[Data records]
******

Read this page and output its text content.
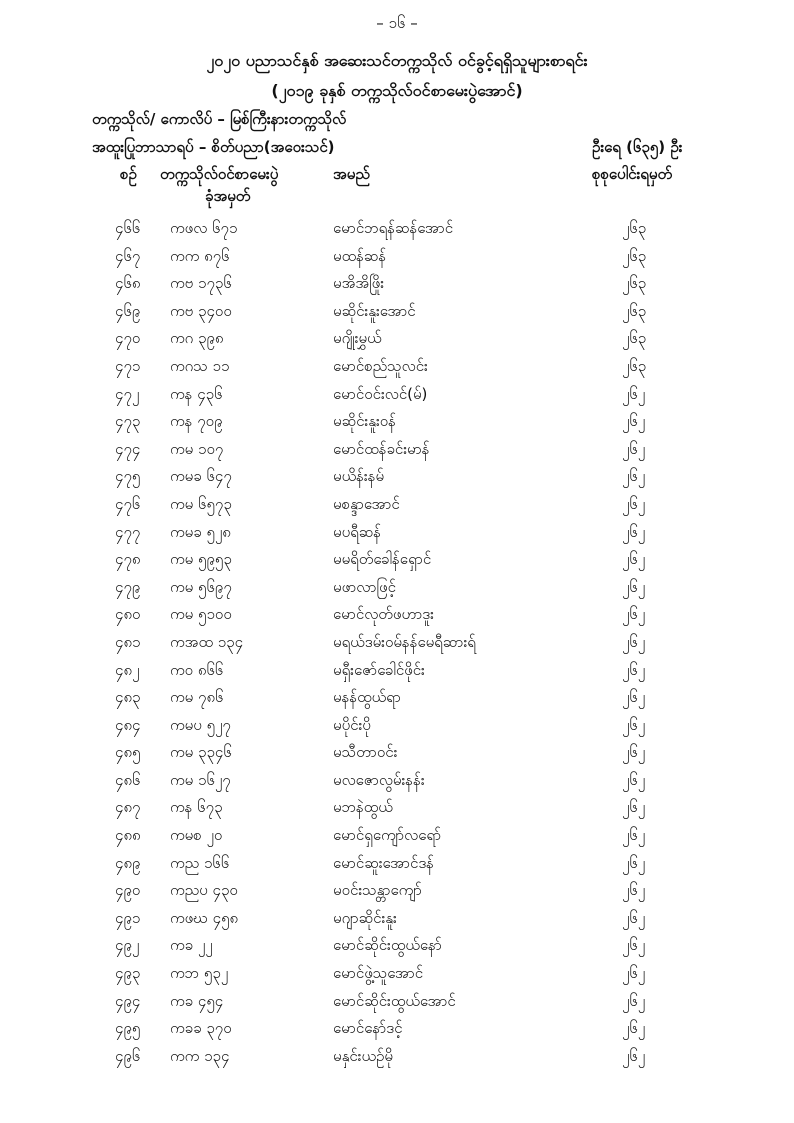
– ၁၆ –
၂၀၂၀ ပညာသင်နှစ် အဆေးသင်တက္ကသိုလ် ဝင်ခွင့်ရရှိသူများစာရင်း
(၂၀၁၉ ခုနှစ် တက္ကသိုလ်ဝင်စာမေးပွဲအောင်)
တက္ကသိုလ်/ ကောလိပ် – မြစ်ကြီးနားတက္ကသိုလ်
အထူးပြုဘာသာရပ် – စိတ်ပညာ(အဝေးသင်)	ဦးရေ (၆၃၅) ဦး
စဉ် တက္ကသိုလ်ဝင်စာမေးပွဲ
ခုံအမှတ်
အမည်	စုစုပေါင်းရမှတ်
၄၆၆ ကဖလ ၆၇၁	မောင်ဘရန်ဆန်အောင်	၂၆၃
၄၆၇ ကက ၈၇၆	မထန်ဆန်	၂၆၃
၄၆၈ ကဗ ၁၇၃၆	မအိအိဖြိုး	၂၆၃
၄၆၉ ကဗ ၃၄၀၀	မဆိုင်းနူးအောင်	၂၆၃
၄၇၀ ကဂ ၃၉၈	မဂျိုးမွှယ်	၂၆၃
၄၇၁ ကဂသ ၁၁	မောင်စည်သူလင်း	၂၆၃
၄၇၂ ကန ၄၃၆	မောင်ဝင်းလင်(မ်)	၂၆၂
၄၇၃ ကန ၇၀၉	မဆိုင်းနူးဝန်	၂၆၂
၄၇၄ ကမ ၁၀၇	မောင်ထန်ခင်းမာန်	၂၆၂
၄၇၅ ကမခ ၆၄၇	မယိန်းနမ်	၂၆၂
၄၇၆ ကမ ၆၅၇၃	မစန္ဒာအောင်	၂၆၂
၄၇၇ ကမခ ၅၂၈	မပရီဆန်	၂၆၂
၄၇၈ ကမ ၅၉၅၃	မမရိတ်ခေါန်ရှောင်	၂၆၂
၄၇၉ ကမ ၅၆၉၇	မဖာလာဖြင့်	၂၆၂
၄၈၀ ကမ ၅၁၀၀	မောင်လုတ်ဖဟာဒူး	၂၆၂
၄၈၁ ကအထ ၁၃၄	မရယ်ဒမ်းဝမ်နန်မေရီဆားရ်	၂၆၂
၄၈၂ ကဝ ၈၆၆	မရှီးဇော်ခေါင်ဖိုင်း	၂၆၂
၄၈၃ ကမ ၇၈၆	မနန်ထွယ်ရာ	၂၆၂
၄၈၄ ကမပ ၅၂၇	မပိုင်းပို	၂၆၂
၄၈၅ ကမ ၃၃၄၆	မသီတာဝင်း	၂၆၂
၄၈၆ ကမ ၁၆၂၇	မလဇောလွမ်းနန်း	၂၆၂
၄၈၇ ကန ၆၇၃	မဘနဲထွယ်	၂၆၂
၄၈၈ ကမစ ၂၀	မောင်ရှကျော်လရော်	၂၆၂
၄၈၉ ကည ၁၆၆	မောင်ဆူးအောင်ဒန်	၂၆၂
၄၉၀ ကညပ ၄၃၀	မဝင်းသန္တာကျော်	၂၆၂
၄၉၁ ကဖဃ ၄၅၈	မဂျာဆိုင်းနူး	၂၆၂
၄၉၂ ကခ ၂၂	မောင်ဆိုင်းထွယ်နော်	၂၆၂
၄၉၃ ကဘ ၅၃၂	မောင်ဖွဲ့သူအောင်	၂၆၂
၄၉၄ ကခ ၄၅၄	မောင်ဆိုင်းထွယ်အောင်	၂၆၂
၄၉၅ ကခခ ၃၇၀	မောင်နော်ဒင့်	၂၆၂
၄၉၆ ကက ၁၃၄	မနှင်းယဉ်မို	၂၆၂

******

> [Directions] Reproduce the whole listing above word for word, but not its pictures.

> [Correct output]
Read this page and output its text content.
– ၁၆ –
၂၀၂၀ ပညာသင်နှစ် အဆေးသင်တက္ကသိုလ် ဝင်ခွင့်ရရှိသူများစာရင်း
(၂၀၁၉ ခုနှစ် တက္ကသိုလ်ဝင်စာမေးပွဲအောင်)
တက္ကသိုလ်/ ကောလိပ် – မြစ်ကြီးနားတက္ကသိုလ်
အထူးပြုဘာသာရပ် – စိတ်ပညာ(အဝေးသင်)	ဦးရေ (၆၃၅) ဦး
စဉ် တက္ကသိုလ်ဝင်စာမေးပွဲ
ခုံအမှတ်
အမည်	စုစုပေါင်းရမှတ်
၄၆၆ ကဖလ ၆၇၁	မောင်ဘရန်ဆန်အောင်	၂၆၃
၄၆၇ ကက ၈၇၆	မထန်ဆန်	၂၆၃
၄၆၈ ကဗ ၁၇၃၆	မအိအိဖြိုး	၂၆၃
၄၆၉ ကဗ ၃၄၀၀	မဆိုင်းနူးအောင်	၂၆၃
၄၇၀ ကဂ ၃၉၈	မဂျိုးမွှယ်	၂၆၃
၄၇၁ ကဂသ ၁၁	မောင်စည်သူလင်း	၂၆၃
၄၇၂ ကန ၄၃၆	မောင်ဝင်းလင်(မ်)	၂၆၂
၄၇၃ ကန ၇၀၉	မဆိုင်းနူးဝန်	၂၆၂
၄၇၄ ကမ ၁၀၇	မောင်ထန်ခင်းမာန်	၂၆၂
၄၇၅ ကမခ ၆၄၇	မယိန်းနမ်	၂၆၂
၄၇၆ ကမ ၆၅၇၃	မစန္ဒာအောင်	၂၆၂
၄၇၇ ကမခ ၅၂၈	မပရီဆန်	၂၆၂
၄၇၈ ကမ ၅၉၅၃	မမရိတ်ခေါန်ရှောင်	၂၆၂
၄၇၉ ကမ ၅၆၉၇	မဖာလာဖြင့်	၂၆၂
၄၈၀ ကမ ၅၁၀၀	မောင်လုတ်ဖဟာဒူး	၂၆၂
၄၈၁ ကအထ ၁၃၄	မရယ်ဒမ်းဝမ်နန်မေရီဆားရ်	၂၆၂
၄၈၂ ကဝ ၈၆၆	မရှီးဇော်ခေါင်ဖိုင်း	၂၆၂
၄၈၃ ကမ ၇၈၆	မနန်ထွယ်ရာ	၂၆၂
၄၈၄ ကမပ ၅၂၇	မပိုင်းပို	၂၆၂
၄၈၅ ကမ ၃၃၄၆	မသီတာဝင်း	၂၆၂
၄၈၆ ကမ ၁၆၂၇	မလဇောလွမ်းနန်း	၂၆၂
၄၈၇ ကန ၆၇၃	မဘနဲထွယ်	၂၆၂
၄၈၈ ကမစ ၂၀	မောင်ရှကျော်လရော်	၂၆၂
၄၈၉ ကည ၁၆၆	မောင်ဆူးအောင်ဒန်	၂၆၂
၄၉၀ ကညပ ၄၃၀	မဝင်းသန္တာကျော်	၂၆၂
၄၉၁ ကဖဃ ၄၅၈	မဂျာဆိုင်းနူး	၂၆၂
၄၉၂ ကခ ၂၂	မောင်ဆိုင်းထွယ်နော်	၂၆၂
၄၉၃ ကဘ ၅၃၂	မောင်ဖွဲ့သူအောင်	၂၆၂
၄၉၄ ကခ ၄၅၄	မောင်ဆိုင်းထွယ်အောင်	၂၆၂
၄၉၅ ကခခ ၃၇၀	မောင်နော်ဒင့်	၂၆၂
၄၉၆ ကက ၁၃၄	မနှင်းယဉ်မို	၂၆၂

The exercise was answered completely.